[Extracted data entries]

* * * * *

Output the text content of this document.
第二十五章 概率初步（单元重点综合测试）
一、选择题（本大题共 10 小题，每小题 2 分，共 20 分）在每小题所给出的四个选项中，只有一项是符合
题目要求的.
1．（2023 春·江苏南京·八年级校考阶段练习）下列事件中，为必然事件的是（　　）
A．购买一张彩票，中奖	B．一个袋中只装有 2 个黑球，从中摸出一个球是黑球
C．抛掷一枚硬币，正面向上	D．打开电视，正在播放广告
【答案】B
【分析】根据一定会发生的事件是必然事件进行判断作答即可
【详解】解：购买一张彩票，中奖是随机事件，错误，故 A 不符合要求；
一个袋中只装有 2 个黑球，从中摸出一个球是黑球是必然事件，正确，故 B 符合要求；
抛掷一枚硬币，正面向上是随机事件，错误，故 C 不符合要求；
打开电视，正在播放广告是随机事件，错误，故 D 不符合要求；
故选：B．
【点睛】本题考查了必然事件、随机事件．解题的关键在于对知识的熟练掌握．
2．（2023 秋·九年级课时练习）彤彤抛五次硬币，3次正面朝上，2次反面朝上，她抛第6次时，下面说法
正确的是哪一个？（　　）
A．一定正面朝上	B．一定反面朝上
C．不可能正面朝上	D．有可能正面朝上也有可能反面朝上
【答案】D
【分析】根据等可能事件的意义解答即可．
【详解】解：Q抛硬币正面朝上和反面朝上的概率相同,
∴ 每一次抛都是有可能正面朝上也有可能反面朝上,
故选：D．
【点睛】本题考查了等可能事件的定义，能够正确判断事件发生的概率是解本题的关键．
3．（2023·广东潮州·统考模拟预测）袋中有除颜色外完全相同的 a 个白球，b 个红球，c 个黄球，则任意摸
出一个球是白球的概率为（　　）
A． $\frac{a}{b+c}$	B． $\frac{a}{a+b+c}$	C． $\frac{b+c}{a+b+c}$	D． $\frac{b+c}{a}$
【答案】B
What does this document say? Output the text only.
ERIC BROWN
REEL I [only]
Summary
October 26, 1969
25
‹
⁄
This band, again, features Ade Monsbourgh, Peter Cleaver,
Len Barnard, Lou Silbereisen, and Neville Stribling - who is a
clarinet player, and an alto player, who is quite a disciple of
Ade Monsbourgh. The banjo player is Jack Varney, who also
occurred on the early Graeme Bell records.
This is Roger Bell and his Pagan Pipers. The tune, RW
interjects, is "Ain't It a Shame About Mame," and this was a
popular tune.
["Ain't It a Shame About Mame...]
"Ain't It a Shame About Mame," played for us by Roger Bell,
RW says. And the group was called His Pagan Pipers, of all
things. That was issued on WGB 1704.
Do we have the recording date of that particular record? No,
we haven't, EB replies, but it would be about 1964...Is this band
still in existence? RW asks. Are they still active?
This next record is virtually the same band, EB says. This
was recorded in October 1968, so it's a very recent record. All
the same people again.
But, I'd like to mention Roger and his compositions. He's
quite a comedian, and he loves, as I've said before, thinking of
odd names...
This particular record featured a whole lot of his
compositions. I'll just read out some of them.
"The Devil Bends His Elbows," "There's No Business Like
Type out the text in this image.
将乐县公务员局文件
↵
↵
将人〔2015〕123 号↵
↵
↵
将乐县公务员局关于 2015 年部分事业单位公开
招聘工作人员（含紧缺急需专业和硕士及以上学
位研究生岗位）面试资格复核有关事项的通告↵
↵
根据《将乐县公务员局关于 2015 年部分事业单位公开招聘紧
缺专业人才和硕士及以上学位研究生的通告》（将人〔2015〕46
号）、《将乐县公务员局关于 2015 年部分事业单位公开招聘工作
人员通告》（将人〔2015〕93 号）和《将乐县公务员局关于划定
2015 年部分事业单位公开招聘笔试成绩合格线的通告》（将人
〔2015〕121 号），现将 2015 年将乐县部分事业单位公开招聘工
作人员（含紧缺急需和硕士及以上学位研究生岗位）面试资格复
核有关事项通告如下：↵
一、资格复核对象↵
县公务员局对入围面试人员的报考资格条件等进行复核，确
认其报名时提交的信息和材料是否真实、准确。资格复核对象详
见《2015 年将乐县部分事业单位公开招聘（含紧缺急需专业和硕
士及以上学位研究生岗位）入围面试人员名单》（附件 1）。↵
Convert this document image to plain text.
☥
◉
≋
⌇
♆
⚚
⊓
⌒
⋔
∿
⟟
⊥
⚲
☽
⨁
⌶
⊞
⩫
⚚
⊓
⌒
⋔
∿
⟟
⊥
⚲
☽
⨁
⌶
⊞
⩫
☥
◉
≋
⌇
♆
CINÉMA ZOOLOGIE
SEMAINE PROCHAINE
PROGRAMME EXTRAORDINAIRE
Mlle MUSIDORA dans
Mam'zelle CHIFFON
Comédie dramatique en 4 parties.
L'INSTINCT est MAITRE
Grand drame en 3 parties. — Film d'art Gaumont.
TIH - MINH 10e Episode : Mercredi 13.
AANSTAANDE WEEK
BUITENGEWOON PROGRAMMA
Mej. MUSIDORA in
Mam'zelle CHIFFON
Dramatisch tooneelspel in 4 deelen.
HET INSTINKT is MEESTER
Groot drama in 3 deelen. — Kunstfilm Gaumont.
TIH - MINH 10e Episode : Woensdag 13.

* * * * *

Exercise details — Write out exactly the lines from the line holding "Convert this document image to plain text." through the last line of the data, and nothing besides those lines.

Reply —
Convert this document image to plain text.
☥
◉
≋
⌇
♆
⚚
⊓
⌒
⋔
∿
⟟
⊥
⚲
☽
⨁
⌶
⊞
⩫
⚚
⊓
⌒
⋔
∿
⟟
⊥
⚲
☽
⨁
⌶
⊞
⩫
☥
◉
≋
⌇
♆
CINÉMA ZOOLOGIE
SEMAINE PROCHAINE
PROGRAMME EXTRAORDINAIRE
Mlle MUSIDORA dans
Mam'zelle CHIFFON
Comédie dramatique en 4 parties.
L'INSTINCT est MAITRE
Grand drame en 3 parties. — Film d'art Gaumont.
TIH - MINH 10e Episode : Mercredi 13.
AANSTAANDE WEEK
BUITENGEWOON PROGRAMMA
Mej. MUSIDORA in
Mam'zelle CHIFFON
Dramatisch tooneelspel in 4 deelen.
HET INSTINKT is MEESTER
Groot drama in 3 deelen. — Kunstfilm Gaumont.
TIH - MINH 10e Episode : Woensdag 13.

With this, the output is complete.